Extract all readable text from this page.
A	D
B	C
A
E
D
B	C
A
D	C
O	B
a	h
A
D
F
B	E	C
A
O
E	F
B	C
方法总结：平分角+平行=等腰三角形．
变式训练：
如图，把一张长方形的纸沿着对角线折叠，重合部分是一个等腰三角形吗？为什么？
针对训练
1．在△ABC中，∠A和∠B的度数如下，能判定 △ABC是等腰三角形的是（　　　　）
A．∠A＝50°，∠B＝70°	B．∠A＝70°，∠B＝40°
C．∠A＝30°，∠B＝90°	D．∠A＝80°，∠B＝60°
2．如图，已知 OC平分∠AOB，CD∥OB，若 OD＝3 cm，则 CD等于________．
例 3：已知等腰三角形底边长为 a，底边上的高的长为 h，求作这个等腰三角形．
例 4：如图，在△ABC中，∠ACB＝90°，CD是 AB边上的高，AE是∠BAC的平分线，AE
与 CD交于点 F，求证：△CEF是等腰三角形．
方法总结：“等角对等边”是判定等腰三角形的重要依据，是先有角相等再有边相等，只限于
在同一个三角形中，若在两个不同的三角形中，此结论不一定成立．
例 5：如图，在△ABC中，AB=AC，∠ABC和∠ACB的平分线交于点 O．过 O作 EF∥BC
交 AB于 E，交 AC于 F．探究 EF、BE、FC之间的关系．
**********
- **TASK STATEMENT**
Print every line of the records exactly. Omit nothing.

- **EXPECTED ANSWER**
Extract all readable text from this page.
A	D
B	C
A
E
D
B	C
A
D	C
O	B
a	h
A
D
F
B	E	C
A
O
E	F
B	C
方法总结：平分角+平行=等腰三角形．
变式训练：
如图，把一张长方形的纸沿着对角线折叠，重合部分是一个等腰三角形吗？为什么？
针对训练
1．在△ABC中，∠A和∠B的度数如下，能判定 △ABC是等腰三角形的是（　　　　）
A．∠A＝50°，∠B＝70°	B．∠A＝70°，∠B＝40°
C．∠A＝30°，∠B＝90°	D．∠A＝80°，∠B＝60°
2．如图，已知 OC平分∠AOB，CD∥OB，若 OD＝3 cm，则 CD等于________．
例 3：已知等腰三角形底边长为 a，底边上的高的长为 h，求作这个等腰三角形．
例 4：如图，在△ABC中，∠ACB＝90°，CD是 AB边上的高，AE是∠BAC的平分线，AE
与 CD交于点 F，求证：△CEF是等腰三角形．
方法总结：“等角对等边”是判定等腰三角形的重要依据，是先有角相等再有边相等，只限于
在同一个三角形中，若在两个不同的三角形中，此结论不一定成立．
例 5：如图，在△ABC中，AB=AC，∠ABC和∠ACB的平分线交于点 O．过 O作 EF∥BC
交 AB于 E，交 AC于 F．探究 EF、BE、FC之间的关系．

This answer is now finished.